**TASK DIRECTIONS:** Search the material for the string "Nécessite", then return every line where it is found.

──────────────────────────────

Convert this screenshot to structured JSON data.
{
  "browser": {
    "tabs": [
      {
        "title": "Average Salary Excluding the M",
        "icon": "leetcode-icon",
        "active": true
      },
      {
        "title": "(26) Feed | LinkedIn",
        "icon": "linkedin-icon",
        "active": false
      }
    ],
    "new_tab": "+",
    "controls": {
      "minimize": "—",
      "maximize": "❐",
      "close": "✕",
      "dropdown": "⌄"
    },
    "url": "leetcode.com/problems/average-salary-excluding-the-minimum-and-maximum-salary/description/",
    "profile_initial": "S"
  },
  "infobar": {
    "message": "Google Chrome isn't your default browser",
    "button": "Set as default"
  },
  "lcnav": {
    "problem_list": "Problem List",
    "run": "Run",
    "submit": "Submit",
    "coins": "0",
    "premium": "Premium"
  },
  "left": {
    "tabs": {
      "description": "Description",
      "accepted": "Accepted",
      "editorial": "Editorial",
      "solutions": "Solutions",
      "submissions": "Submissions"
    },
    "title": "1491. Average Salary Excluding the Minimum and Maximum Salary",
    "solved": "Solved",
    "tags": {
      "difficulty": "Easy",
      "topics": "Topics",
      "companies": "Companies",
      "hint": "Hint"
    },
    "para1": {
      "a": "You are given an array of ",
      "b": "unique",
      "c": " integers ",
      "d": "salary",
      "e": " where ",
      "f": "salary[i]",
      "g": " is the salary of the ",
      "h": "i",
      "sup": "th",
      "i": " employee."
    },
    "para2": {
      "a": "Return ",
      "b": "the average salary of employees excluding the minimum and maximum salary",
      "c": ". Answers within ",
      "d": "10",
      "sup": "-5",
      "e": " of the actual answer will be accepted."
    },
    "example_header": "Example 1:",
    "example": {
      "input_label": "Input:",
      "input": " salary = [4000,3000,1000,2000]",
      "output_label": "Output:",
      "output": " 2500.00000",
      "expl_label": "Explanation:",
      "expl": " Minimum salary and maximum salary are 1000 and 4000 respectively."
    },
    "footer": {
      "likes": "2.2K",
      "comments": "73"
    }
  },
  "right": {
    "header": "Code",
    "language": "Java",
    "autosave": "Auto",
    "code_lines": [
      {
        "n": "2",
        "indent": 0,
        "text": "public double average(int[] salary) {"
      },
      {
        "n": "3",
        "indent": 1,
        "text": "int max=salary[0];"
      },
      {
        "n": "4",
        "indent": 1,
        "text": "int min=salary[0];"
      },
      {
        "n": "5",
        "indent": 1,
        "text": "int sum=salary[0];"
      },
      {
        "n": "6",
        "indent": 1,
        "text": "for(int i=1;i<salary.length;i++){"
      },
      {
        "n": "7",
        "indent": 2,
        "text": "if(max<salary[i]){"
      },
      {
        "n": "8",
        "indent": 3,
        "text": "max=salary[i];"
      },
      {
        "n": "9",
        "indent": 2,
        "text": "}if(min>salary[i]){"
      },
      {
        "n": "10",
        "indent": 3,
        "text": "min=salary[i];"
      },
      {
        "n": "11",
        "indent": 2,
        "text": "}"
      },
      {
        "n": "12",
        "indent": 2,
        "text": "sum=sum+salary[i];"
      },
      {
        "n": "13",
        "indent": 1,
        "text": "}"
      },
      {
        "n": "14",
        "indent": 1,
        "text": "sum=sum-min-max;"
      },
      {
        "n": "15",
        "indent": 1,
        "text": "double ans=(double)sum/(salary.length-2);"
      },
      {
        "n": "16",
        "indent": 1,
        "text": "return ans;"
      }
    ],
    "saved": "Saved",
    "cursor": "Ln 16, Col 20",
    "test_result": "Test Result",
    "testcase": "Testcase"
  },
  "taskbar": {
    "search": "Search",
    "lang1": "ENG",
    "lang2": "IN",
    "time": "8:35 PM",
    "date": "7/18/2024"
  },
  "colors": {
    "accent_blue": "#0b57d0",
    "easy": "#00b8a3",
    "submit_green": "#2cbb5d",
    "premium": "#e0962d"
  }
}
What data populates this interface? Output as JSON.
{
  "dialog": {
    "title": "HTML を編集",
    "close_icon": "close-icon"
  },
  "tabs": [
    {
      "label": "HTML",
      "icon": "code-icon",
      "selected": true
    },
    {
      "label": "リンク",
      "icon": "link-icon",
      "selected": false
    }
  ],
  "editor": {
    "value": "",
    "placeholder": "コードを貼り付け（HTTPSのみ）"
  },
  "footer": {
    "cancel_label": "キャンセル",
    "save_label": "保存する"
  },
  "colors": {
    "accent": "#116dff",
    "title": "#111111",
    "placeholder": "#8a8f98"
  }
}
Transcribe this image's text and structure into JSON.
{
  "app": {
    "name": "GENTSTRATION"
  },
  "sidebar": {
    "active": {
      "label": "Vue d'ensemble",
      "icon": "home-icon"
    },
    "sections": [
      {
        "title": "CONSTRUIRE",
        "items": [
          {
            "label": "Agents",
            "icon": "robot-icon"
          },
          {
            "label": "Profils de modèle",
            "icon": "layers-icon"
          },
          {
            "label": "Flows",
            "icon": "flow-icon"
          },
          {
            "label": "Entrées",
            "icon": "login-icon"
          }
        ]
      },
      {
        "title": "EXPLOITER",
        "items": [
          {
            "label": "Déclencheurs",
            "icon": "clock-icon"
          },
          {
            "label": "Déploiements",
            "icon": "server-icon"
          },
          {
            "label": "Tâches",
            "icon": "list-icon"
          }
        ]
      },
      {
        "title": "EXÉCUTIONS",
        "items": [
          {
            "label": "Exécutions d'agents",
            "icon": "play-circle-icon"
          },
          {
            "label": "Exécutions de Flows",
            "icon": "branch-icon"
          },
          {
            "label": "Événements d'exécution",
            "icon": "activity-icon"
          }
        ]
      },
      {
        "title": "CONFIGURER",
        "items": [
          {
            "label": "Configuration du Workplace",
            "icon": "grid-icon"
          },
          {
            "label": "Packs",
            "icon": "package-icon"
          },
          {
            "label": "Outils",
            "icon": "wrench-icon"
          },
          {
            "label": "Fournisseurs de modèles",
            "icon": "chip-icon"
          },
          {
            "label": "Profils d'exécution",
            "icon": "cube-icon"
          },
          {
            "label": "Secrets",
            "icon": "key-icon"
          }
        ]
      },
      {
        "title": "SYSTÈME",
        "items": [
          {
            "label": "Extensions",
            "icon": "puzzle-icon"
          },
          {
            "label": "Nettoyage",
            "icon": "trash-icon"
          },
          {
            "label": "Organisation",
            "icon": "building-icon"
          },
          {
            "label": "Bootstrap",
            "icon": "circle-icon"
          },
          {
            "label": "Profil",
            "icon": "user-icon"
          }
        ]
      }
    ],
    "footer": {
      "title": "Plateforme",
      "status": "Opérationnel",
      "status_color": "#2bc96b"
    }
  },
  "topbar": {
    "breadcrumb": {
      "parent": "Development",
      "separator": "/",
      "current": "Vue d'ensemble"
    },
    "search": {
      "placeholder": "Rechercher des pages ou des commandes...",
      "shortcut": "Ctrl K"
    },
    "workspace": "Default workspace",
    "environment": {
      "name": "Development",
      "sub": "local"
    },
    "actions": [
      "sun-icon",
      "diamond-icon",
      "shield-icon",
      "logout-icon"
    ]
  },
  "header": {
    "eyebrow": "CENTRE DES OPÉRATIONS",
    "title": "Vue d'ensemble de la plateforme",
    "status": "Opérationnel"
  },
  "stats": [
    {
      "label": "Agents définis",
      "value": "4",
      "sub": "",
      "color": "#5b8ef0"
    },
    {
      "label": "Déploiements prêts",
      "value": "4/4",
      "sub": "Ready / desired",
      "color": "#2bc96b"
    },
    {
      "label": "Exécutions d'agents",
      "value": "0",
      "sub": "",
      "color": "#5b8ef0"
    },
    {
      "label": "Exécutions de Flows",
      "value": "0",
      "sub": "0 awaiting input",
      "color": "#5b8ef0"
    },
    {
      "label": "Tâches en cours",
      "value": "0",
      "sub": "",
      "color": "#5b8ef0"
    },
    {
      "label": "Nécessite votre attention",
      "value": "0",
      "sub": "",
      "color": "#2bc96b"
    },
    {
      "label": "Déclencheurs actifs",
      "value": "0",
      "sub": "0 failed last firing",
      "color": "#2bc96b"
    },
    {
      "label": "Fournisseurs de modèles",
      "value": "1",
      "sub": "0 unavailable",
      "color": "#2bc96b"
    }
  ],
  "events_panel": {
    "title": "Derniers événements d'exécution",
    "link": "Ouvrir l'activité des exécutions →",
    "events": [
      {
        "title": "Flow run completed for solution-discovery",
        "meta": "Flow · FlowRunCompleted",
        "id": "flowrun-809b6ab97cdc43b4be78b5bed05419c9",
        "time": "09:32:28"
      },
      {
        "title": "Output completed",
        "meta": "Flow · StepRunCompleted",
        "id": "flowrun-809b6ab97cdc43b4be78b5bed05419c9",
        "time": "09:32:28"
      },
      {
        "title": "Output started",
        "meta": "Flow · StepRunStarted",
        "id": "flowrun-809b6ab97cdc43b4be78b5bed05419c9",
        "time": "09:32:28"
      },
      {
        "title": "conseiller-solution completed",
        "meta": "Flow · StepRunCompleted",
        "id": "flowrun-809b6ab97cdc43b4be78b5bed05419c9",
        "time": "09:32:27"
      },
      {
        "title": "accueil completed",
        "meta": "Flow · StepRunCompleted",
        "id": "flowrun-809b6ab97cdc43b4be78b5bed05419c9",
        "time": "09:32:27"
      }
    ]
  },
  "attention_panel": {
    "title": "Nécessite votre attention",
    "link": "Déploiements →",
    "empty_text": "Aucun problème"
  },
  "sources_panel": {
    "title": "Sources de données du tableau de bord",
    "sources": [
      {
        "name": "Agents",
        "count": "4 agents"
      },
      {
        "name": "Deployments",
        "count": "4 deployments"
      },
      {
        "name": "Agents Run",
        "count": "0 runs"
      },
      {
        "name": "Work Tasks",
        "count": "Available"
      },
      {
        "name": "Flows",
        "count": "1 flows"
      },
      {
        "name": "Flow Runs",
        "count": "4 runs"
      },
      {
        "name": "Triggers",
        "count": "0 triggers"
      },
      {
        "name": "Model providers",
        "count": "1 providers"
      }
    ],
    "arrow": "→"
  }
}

──────────────────────────────

**CORRECT OUTPUT:**
      "label": "Nécessite votre attention",
    "title": "Nécessite votre attention",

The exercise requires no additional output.